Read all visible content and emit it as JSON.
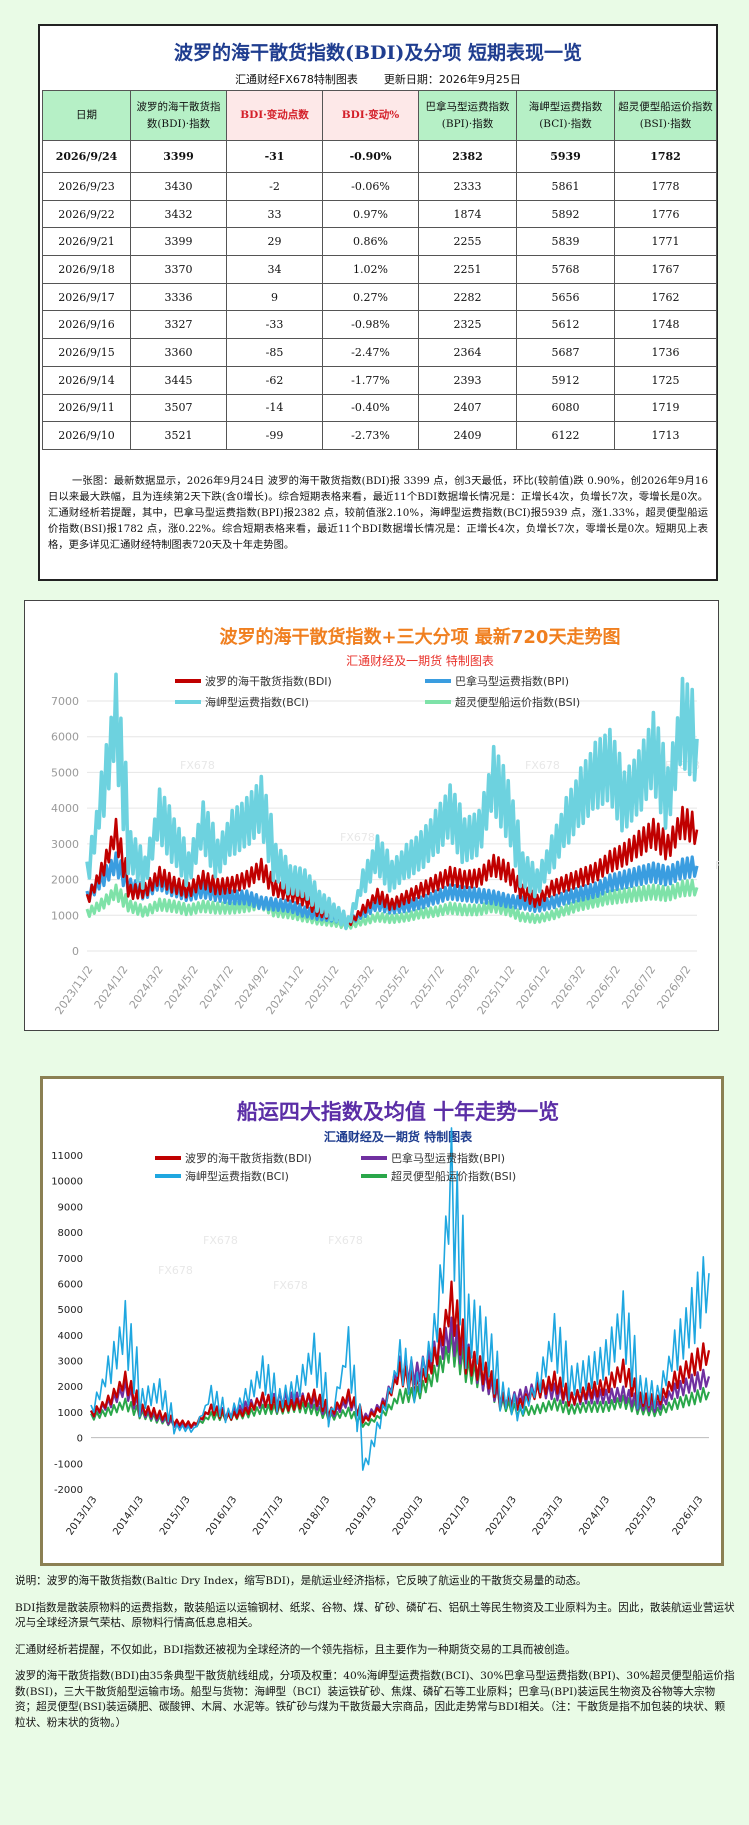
{
  "table_card": {
    "title": "波罗的海干散货指数(BDI)及分项  短期表现一览",
    "maker": "汇通财经FX678特制图表",
    "update": "更新日期：2026年9月25日",
    "headers": [
      "日期",
      "波罗的海干散货指数(BDI)·指数",
      "BDI·变动点数",
      "BDI·变动%",
      "巴拿马型运费指数(BPI)·指数",
      "海岬型运费指数(BCI)·指数",
      "超灵便型船运价指数(BSI)·指数"
    ],
    "rows": [
      [
        "2026/9/24",
        "3399",
        "-31",
        "-0.90%",
        "2382",
        "5939",
        "1782"
      ],
      [
        "2026/9/23",
        "3430",
        "-2",
        "-0.06%",
        "2333",
        "5861",
        "1778"
      ],
      [
        "2026/9/22",
        "3432",
        "33",
        "0.97%",
        "1874",
        "5892",
        "1776"
      ],
      [
        "2026/9/21",
        "3399",
        "29",
        "0.86%",
        "2255",
        "5839",
        "1771"
      ],
      [
        "2026/9/18",
        "3370",
        "34",
        "1.02%",
        "2251",
        "5768",
        "1767"
      ],
      [
        "2026/9/17",
        "3336",
        "9",
        "0.27%",
        "2282",
        "5656",
        "1762"
      ],
      [
        "2026/9/16",
        "3327",
        "-33",
        "-0.98%",
        "2325",
        "5612",
        "1748"
      ],
      [
        "2026/9/15",
        "3360",
        "-85",
        "-2.47%",
        "2364",
        "5687",
        "1736"
      ],
      [
        "2026/9/14",
        "3445",
        "-62",
        "-1.77%",
        "2393",
        "5912",
        "1725"
      ],
      [
        "2026/9/11",
        "3507",
        "-14",
        "-0.40%",
        "2407",
        "6080",
        "1719"
      ],
      [
        "2026/9/10",
        "3521",
        "-99",
        "-2.73%",
        "2409",
        "6122",
        "1713"
      ]
    ],
    "note": "一张图：最新数据显示，2026年9月24日 波罗的海干散货指数(BDI)报 3399 点，创3天最低，环比(较前值)跌 0.90%，创2026年9月16日以来最大跌幅，且为连续第2天下跌(含0增长)。综合短期表格来看，最近11个BDI数据增长情况是：正增长4次，负增长7次，零增长是0次。汇通财经析若提醒，其中，巴拿马型运费指数(BPI)报2382 点，较前值涨2.10%，海岬型运费指数(BCI)报5939 点，涨1.33%，超灵便型船运价指数(BSI)报1782 点，涨0.22%。综合短期表格来看，最近11个BDI数据增长情况是：正增长4次，负增长7次，零增长是0次。短期见上表格，更多详见汇通财经特制图表720天及十年走势图。"
  },
  "chart_data": [
    {
      "type": "line",
      "title": "波罗的海干散货指数+三大分项  最新720天走势图",
      "subtitle": "汇通财经及一期货  特制图表",
      "ylim": [
        0,
        7000
      ],
      "yticks": [
        0,
        1000,
        2000,
        3000,
        4000,
        5000,
        6000,
        7000
      ],
      "x_ticks": [
        "2023/11/2",
        "2024/1/2",
        "2024/3/2",
        "2024/5/2",
        "2024/7/2",
        "2024/9/2",
        "2024/11/2",
        "2025/1/2",
        "2025/3/2",
        "2025/5/2",
        "2025/7/2",
        "2025/9/2",
        "2025/11/2",
        "2026/1/2",
        "2026/3/2",
        "2026/5/2",
        "2026/7/2",
        "2026/9/2"
      ],
      "grid": true,
      "legend": "top",
      "watermark": "FX678",
      "series": [
        {
          "name": "波罗的海干散货指数(BDI)",
          "color": "#c00000",
          "values": [
            1420,
            2200,
            3300,
            1650,
            1700,
            2100,
            1850,
            1700,
            2000,
            1800,
            1850,
            2000,
            2300,
            1750,
            1600,
            1450,
            1100,
            1000,
            760,
            1150,
            1550,
            1300,
            1500,
            1700,
            1900,
            2100,
            2000,
            2050,
            2400,
            2200,
            1650,
            1400,
            1750,
            1900,
            2050,
            2200,
            2500,
            2700,
            3000,
            3300,
            2900,
            3600,
            3399
          ]
        },
        {
          "name": "巴拿马型运费指数(BPI)",
          "color": "#3a9de0",
          "values": [
            1500,
            2000,
            2450,
            1800,
            1650,
            1950,
            1750,
            1600,
            1700,
            1600,
            1500,
            1500,
            1350,
            1300,
            1250,
            1100,
            1000,
            950,
            820,
            1050,
            1300,
            1200,
            1250,
            1350,
            1500,
            1650,
            1600,
            1550,
            1500,
            1400,
            1350,
            1250,
            1350,
            1500,
            1600,
            1700,
            1900,
            2000,
            2100,
            2200,
            2100,
            2300,
            2382
          ]
        },
        {
          "name": "海岬型运费指数(BCI)",
          "color": "#6dd2df",
          "values": [
            2100,
            4200,
            6500,
            2800,
            2200,
            3800,
            3100,
            2300,
            3500,
            2600,
            3300,
            3600,
            4100,
            2500,
            2000,
            1900,
            1400,
            1100,
            800,
            1900,
            2700,
            2100,
            2500,
            2800,
            3300,
            3900,
            3100,
            3300,
            4800,
            4000,
            2300,
            1900,
            2700,
            3600,
            4300,
            4900,
            5200,
            4200,
            4700,
            5600,
            4300,
            6400,
            5939
          ]
        },
        {
          "name": "超灵便型船运价指数(BSI)",
          "color": "#7ee2a8",
          "values": [
            1050,
            1300,
            1650,
            1250,
            1100,
            1300,
            1250,
            1150,
            1250,
            1200,
            1200,
            1250,
            1350,
            1100,
            1050,
            950,
            850,
            800,
            700,
            830,
            950,
            900,
            950,
            1050,
            1100,
            1200,
            1150,
            1150,
            1250,
            1150,
            950,
            900,
            1000,
            1150,
            1300,
            1400,
            1500,
            1550,
            1600,
            1650,
            1600,
            1750,
            1782
          ]
        }
      ]
    },
    {
      "type": "line",
      "title": "船运四大指数及均值 十年走势一览",
      "subtitle": "汇通财经及一期货 特制图表",
      "ylim": [
        -2000,
        11000
      ],
      "yticks": [
        -2000,
        -1000,
        0,
        1000,
        2000,
        3000,
        4000,
        5000,
        6000,
        7000,
        8000,
        9000,
        10000,
        11000
      ],
      "x_ticks": [
        "2013/1/3",
        "2014/1/3",
        "2015/1/3",
        "2016/1/3",
        "2017/1/3",
        "2018/1/3",
        "2019/1/3",
        "2020/1/3",
        "2021/1/3",
        "2022/1/3",
        "2023/1/3",
        "2024/1/3",
        "2025/1/3",
        "2026/1/3"
      ],
      "grid": false,
      "legend": "top",
      "watermark": "FX678",
      "series": [
        {
          "name": "波罗的海干散货指数(BDI)",
          "color": "#c00000",
          "values": [
            900,
            1400,
            2200,
            1100,
            900,
            600,
            500,
            1100,
            800,
            1000,
            1500,
            1200,
            1300,
            1600,
            1000,
            1600,
            700,
            1200,
            2500,
            2000,
            3000,
            5200,
            3000,
            2500,
            1500,
            1300,
            1800,
            2200,
            1500,
            1800,
            2000,
            2600,
            1500,
            1400,
            2200,
            2800,
            3399
          ]
        },
        {
          "name": "巴拿马型运费指数(BPI)",
          "color": "#7030a0",
          "values": [
            900,
            1300,
            1900,
            1000,
            800,
            500,
            450,
            1100,
            900,
            1200,
            1400,
            1500,
            1500,
            1400,
            900,
            1400,
            800,
            1300,
            2700,
            2500,
            3200,
            4000,
            3100,
            2200,
            1400,
            1600,
            1900,
            1800,
            1500,
            1600,
            1600,
            1700,
            1300,
            1200,
            1800,
            2100,
            2382
          ]
        },
        {
          "name": "海岬型运费指数(BCI)",
          "color": "#1fa7e0",
          "values": [
            1000,
            2500,
            4200,
            1500,
            1800,
            400,
            300,
            1600,
            900,
            1500,
            2500,
            1500,
            1900,
            3200,
            900,
            3400,
            -1100,
            1000,
            3000,
            2000,
            3800,
            9500,
            4400,
            3700,
            1700,
            1000,
            2000,
            3800,
            2200,
            2500,
            3000,
            4500,
            1900,
            1600,
            3300,
            4600,
            6400
          ]
        },
        {
          "name": "超灵便型船运价指数(BSI)",
          "color": "#2aa74a",
          "values": [
            800,
            1000,
            1300,
            900,
            700,
            500,
            450,
            850,
            800,
            900,
            1100,
            1100,
            1200,
            1100,
            800,
            1000,
            500,
            900,
            1600,
            1700,
            2400,
            3500,
            2600,
            2200,
            1300,
            1000,
            1100,
            1300,
            1100,
            1200,
            1200,
            1400,
            1100,
            1000,
            1300,
            1500,
            1782
          ]
        }
      ]
    }
  ],
  "explanation": [
    "说明：波罗的海干散货指数(Baltic Dry Index，缩写BDI)，是航运业经济指标，它反映了航运业的干散货交易量的动态。",
    "BDI指数是散装原物料的运费指数，散装船运以运输钢材、纸浆、谷物、煤、矿砂、磷矿石、铝矾土等民生物资及工业原料为主。因此，散装航运业营运状况与全球经济景气荣枯、原物料行情高低息息相关。",
    "汇通财经析若提醒，不仅如此，BDI指数还被视为全球经济的一个领先指标，且主要作为一种期货交易的工具而被创造。",
    "波罗的海干散货指数(BDI)由35条典型干散货航线组成，分项及权重：40%海岬型运费指数(BCI)、30%巴拿马型运费指数(BPI)、30%超灵便型船运价指数(BSI)，三大干散货船型运输市场。船型与货物：海岬型（BCI）装运铁矿砂、焦煤、磷矿石等工业原料；巴拿马(BPI)装运民生物资及谷物等大宗物资；超灵便型(BSI)装运磷肥、碳酸钾、木屑、水泥等。铁矿砂与煤为干散货最大宗商品，因此走势常与BDI相关。（注：干散货是指不加包装的块状、颗粒状、粉末状的货物。）"
  ]
}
━━━━━━━━━━━━━━━━━━━━━━━━━━━━━━
→ CHALLENGE: Exactly how many lines of the listing above contain the string "巴拿马型运费指数"? Give no more than the number.

→ CORRECT OUTPUT: 5